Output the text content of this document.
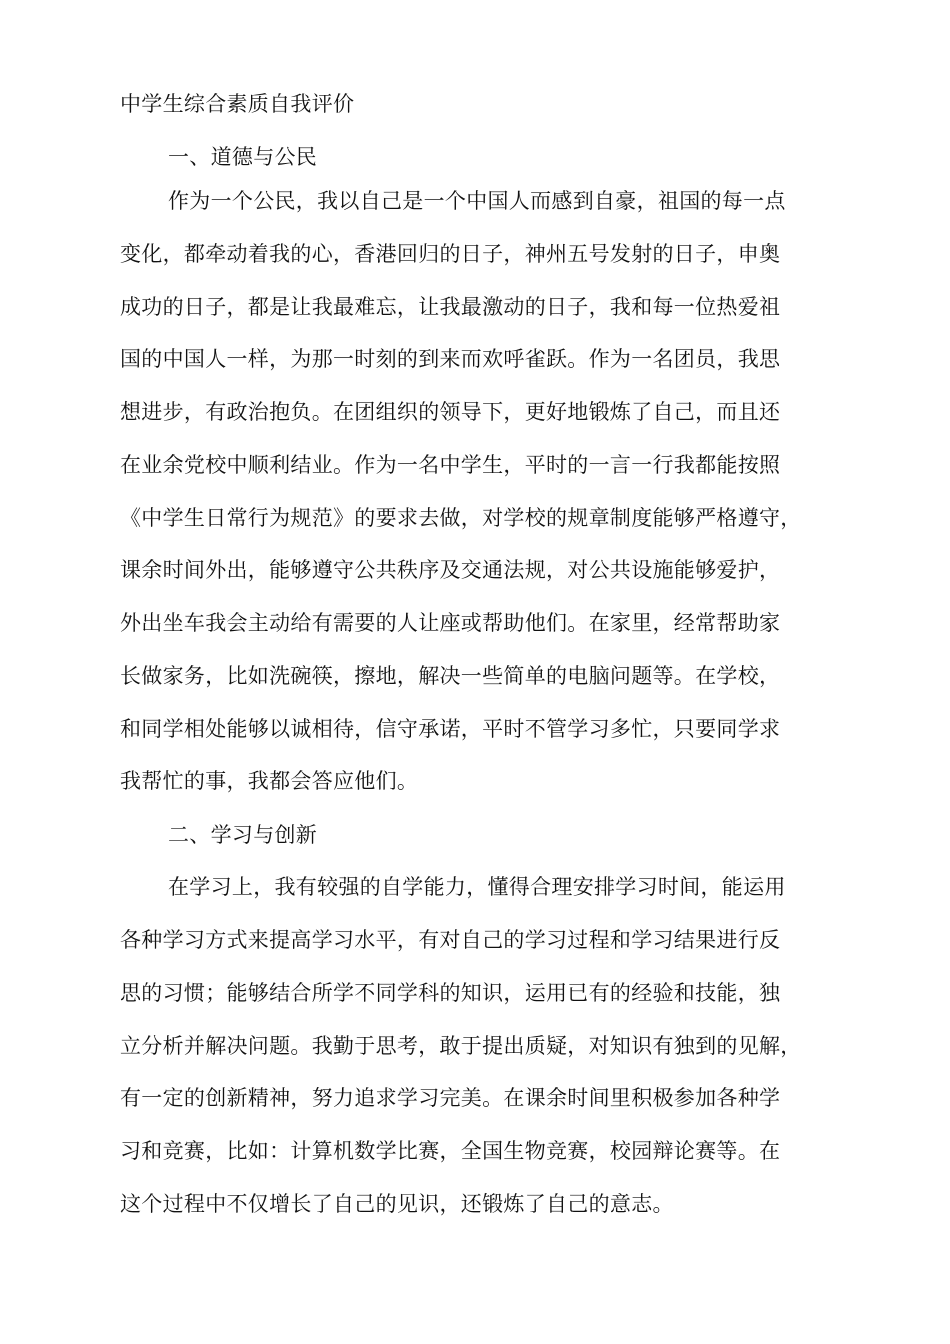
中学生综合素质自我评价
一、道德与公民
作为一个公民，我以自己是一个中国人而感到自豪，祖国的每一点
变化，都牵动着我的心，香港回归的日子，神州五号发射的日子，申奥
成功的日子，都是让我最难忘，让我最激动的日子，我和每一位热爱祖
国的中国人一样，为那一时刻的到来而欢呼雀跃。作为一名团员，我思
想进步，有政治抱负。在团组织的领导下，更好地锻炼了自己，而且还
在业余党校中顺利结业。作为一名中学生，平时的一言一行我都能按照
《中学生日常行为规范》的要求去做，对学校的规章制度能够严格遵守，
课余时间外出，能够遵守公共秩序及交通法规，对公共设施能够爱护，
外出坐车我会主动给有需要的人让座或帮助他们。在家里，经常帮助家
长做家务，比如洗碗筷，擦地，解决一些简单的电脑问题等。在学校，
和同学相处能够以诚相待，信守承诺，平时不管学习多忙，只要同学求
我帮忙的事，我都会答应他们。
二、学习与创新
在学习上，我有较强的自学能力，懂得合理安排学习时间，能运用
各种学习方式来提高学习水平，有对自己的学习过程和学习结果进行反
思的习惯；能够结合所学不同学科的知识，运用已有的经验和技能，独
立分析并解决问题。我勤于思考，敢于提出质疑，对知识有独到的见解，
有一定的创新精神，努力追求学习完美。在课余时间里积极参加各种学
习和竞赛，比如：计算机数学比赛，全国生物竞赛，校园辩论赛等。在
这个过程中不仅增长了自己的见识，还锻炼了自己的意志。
•••
Stated task:
What you return should match the records above word for word, minus the pictures.

Written response:
Output the text content of this document.
中学生综合素质自我评价
一、道德与公民
作为一个公民，我以自己是一个中国人而感到自豪，祖国的每一点
变化，都牵动着我的心，香港回归的日子，神州五号发射的日子，申奥
成功的日子，都是让我最难忘，让我最激动的日子，我和每一位热爱祖
国的中国人一样，为那一时刻的到来而欢呼雀跃。作为一名团员，我思
想进步，有政治抱负。在团组织的领导下，更好地锻炼了自己，而且还
在业余党校中顺利结业。作为一名中学生，平时的一言一行我都能按照
《中学生日常行为规范》的要求去做，对学校的规章制度能够严格遵守，
课余时间外出，能够遵守公共秩序及交通法规，对公共设施能够爱护，
外出坐车我会主动给有需要的人让座或帮助他们。在家里，经常帮助家
长做家务，比如洗碗筷，擦地，解决一些简单的电脑问题等。在学校，
和同学相处能够以诚相待，信守承诺，平时不管学习多忙，只要同学求
我帮忙的事，我都会答应他们。
二、学习与创新
在学习上，我有较强的自学能力，懂得合理安排学习时间，能运用
各种学习方式来提高学习水平，有对自己的学习过程和学习结果进行反
思的习惯；能够结合所学不同学科的知识，运用已有的经验和技能，独
立分析并解决问题。我勤于思考，敢于提出质疑，对知识有独到的见解，
有一定的创新精神，努力追求学习完美。在课余时间里积极参加各种学
习和竞赛，比如：计算机数学比赛，全国生物竞赛，校园辩论赛等。在
这个过程中不仅增长了自己的见识，还锻炼了自己的意志。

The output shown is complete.